PROBLEM DESCRIPTION — Write out the entries below once more, exactly, with the pictures left out.

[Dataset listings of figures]
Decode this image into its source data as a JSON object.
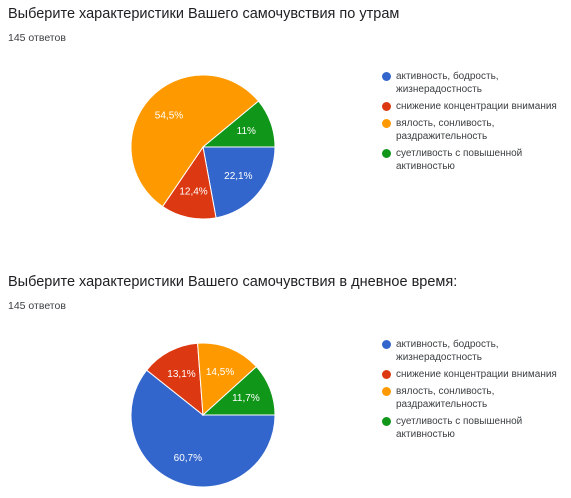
{
  "chart_data": [
    {
      "type": "pie",
      "title": "Выберите характеристики Вашего самочувствия по утрам",
      "subtitle": "145 ответов",
      "legend_position": "right",
      "slices": [
        {
          "label": "активность, бодрость, жизнерадостность",
          "value": 22.1,
          "display": "22,1%",
          "color": "#3366cc"
        },
        {
          "label": "снижение концентрации внимания",
          "value": 12.4,
          "display": "12,4%",
          "color": "#dc3912"
        },
        {
          "label": "вялость, сонливость, раздражительность",
          "value": 54.5,
          "display": "54,5%",
          "color": "#ff9900"
        },
        {
          "label": "суетливость с повышенной активностью",
          "value": 11,
          "display": "11%",
          "color": "#109618"
        }
      ]
    },
    {
      "type": "pie",
      "title": "Выберите характеристики Вашего самочувствия в дневное время:",
      "subtitle": "145 ответов",
      "legend_position": "right",
      "slices": [
        {
          "label": "активность, бодрость, жизнерадостность",
          "value": 60.7,
          "display": "60,7%",
          "color": "#3366cc"
        },
        {
          "label": "снижение концентрации внимания",
          "value": 13.1,
          "display": "13,1%",
          "color": "#dc3912"
        },
        {
          "label": "вялость, сонливость, раздражительность",
          "value": 14.5,
          "display": "14,5%",
          "color": "#ff9900"
        },
        {
          "label": "суетливость с повышенной активностью",
          "value": 11.7,
          "display": "11,7%",
          "color": "#109618"
        }
      ]
    }
  ]
}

TASK SOLUTION —
Decode this image into its source data as a JSON object.
{
  "chart_data": [
    {
      "type": "pie",
      "title": "Выберите характеристики Вашего самочувствия по утрам",
      "subtitle": "145 ответов",
      "legend_position": "right",
      "slices": [
        {
          "label": "активность, бодрость, жизнерадостность",
          "value": 22.1,
          "display": "22,1%",
          "color": "#3366cc"
        },
        {
          "label": "снижение концентрации внимания",
          "value": 12.4,
          "display": "12,4%",
          "color": "#dc3912"
        },
        {
          "label": "вялость, сонливость, раздражительность",
          "value": 54.5,
          "display": "54,5%",
          "color": "#ff9900"
        },
        {
          "label": "суетливость с повышенной активностью",
          "value": 11,
          "display": "11%",
          "color": "#109618"
        }
      ]
    },
    {
      "type": "pie",
      "title": "Выберите характеристики Вашего самочувствия в дневное время:",
      "subtitle": "145 ответов",
      "legend_position": "right",
      "slices": [
        {
          "label": "активность, бодрость, жизнерадостность",
          "value": 60.7,
          "display": "60,7%",
          "color": "#3366cc"
        },
        {
          "label": "снижение концентрации внимания",
          "value": 13.1,
          "display": "13,1%",
          "color": "#dc3912"
        },
        {
          "label": "вялость, сонливость, раздражительность",
          "value": 14.5,
          "display": "14,5%",
          "color": "#ff9900"
        },
        {
          "label": "суетливость с повышенной активностью",
          "value": 11.7,
          "display": "11,7%",
          "color": "#109618"
        }
      ]
    }
  ]
}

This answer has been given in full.